§ Your goal
Retype the material below word for word, starting at its first line and ending with the line that contains "personality-trait-line: I'm a", both ends included.

§ Material for this task
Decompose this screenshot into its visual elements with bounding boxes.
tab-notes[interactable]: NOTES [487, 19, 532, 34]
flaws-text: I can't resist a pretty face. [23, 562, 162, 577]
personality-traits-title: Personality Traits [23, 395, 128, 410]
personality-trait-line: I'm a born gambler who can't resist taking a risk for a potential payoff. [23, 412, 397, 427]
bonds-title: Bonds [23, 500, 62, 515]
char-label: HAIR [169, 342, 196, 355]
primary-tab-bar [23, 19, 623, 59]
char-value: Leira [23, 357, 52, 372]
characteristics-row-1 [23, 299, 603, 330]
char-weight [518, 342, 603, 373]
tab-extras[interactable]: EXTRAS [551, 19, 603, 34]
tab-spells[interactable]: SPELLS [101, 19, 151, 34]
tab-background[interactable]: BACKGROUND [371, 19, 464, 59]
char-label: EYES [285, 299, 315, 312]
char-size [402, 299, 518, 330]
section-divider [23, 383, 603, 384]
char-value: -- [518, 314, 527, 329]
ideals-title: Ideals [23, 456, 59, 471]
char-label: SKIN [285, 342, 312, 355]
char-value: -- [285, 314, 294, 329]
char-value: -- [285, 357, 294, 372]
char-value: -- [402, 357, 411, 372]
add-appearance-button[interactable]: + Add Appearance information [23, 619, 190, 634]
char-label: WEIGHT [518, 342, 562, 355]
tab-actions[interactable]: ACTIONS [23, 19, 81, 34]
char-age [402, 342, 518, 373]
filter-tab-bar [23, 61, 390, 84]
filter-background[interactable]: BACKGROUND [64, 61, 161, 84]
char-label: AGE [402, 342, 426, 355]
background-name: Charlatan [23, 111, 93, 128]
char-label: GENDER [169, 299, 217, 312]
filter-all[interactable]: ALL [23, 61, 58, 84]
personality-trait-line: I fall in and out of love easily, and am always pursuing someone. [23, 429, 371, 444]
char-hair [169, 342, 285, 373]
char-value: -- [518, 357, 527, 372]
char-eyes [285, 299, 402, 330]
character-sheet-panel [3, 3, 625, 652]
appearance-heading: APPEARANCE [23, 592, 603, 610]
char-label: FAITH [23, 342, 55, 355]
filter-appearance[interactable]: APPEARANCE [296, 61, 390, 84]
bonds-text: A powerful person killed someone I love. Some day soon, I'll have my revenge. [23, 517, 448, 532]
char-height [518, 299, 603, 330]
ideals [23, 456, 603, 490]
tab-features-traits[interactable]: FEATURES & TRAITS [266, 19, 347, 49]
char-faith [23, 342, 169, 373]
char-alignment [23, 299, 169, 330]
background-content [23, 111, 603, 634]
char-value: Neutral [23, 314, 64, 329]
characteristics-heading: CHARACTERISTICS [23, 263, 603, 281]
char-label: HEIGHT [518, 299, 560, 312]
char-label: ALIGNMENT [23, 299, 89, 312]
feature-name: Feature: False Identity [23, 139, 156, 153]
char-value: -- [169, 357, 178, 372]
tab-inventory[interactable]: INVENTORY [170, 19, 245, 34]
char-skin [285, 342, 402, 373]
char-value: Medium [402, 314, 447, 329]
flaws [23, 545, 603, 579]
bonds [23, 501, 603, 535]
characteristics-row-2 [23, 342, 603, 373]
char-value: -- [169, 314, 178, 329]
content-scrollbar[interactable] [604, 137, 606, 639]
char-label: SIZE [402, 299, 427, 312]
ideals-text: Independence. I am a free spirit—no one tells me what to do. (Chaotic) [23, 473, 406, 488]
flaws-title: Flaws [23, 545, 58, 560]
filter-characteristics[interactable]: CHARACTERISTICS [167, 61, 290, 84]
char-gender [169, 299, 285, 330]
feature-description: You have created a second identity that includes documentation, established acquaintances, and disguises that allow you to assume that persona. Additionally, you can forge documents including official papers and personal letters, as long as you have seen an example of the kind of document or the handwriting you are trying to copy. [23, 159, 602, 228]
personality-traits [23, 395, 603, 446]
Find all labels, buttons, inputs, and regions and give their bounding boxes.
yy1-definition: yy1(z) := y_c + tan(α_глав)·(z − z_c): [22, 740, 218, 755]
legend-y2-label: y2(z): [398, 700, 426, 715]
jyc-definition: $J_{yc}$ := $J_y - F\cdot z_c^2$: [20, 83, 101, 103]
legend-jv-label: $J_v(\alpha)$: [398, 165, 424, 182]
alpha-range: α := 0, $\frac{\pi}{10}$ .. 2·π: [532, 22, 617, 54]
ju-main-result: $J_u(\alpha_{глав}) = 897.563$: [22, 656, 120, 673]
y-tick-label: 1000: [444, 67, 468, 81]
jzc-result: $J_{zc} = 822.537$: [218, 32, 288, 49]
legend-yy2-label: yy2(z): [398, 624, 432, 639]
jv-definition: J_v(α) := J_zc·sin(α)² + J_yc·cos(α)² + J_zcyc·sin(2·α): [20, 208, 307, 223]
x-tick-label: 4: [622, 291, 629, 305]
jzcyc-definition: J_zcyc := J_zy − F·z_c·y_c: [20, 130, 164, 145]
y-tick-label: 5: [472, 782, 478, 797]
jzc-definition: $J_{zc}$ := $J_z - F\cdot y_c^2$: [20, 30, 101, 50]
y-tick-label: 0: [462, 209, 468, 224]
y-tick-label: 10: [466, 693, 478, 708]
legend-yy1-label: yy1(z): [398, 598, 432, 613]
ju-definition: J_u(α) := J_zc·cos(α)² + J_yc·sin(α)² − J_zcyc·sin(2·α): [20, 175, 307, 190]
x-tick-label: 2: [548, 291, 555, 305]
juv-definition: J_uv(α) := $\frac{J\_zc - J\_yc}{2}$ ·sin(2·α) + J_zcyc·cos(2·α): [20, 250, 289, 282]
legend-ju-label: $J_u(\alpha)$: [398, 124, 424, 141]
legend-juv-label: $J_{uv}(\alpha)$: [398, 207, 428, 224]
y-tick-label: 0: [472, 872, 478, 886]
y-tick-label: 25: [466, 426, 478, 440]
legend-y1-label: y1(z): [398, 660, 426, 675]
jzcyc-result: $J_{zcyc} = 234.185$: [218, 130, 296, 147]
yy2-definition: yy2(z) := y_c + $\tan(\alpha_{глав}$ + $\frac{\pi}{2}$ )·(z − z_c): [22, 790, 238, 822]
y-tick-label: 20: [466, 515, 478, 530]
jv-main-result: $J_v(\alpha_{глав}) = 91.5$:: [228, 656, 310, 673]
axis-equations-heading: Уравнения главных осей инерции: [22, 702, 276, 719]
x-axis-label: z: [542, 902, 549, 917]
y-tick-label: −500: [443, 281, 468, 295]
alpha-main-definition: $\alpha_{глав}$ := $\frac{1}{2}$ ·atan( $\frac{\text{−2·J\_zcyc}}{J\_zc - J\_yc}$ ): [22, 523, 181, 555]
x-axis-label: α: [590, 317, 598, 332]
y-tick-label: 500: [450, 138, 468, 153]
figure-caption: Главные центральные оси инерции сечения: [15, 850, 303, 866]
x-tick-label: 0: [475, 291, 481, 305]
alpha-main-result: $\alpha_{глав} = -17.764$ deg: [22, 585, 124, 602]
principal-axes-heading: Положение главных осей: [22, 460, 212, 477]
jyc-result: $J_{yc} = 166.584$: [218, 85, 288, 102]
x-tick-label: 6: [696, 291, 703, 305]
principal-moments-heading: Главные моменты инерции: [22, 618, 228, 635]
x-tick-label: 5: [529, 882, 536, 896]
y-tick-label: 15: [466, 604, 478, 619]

§ Full answer
Decompose this screenshot into its visual elements with bounding boxes.
tab-notes[interactable]: NOTES [487, 19, 532, 34]
flaws-text: I can't resist a pretty face. [23, 562, 162, 577]
personality-traits-title: Personality Traits [23, 395, 128, 410]
personality-trait-line: I'm a born gambler who can't resist taking a risk for a potential payoff. [23, 412, 397, 427]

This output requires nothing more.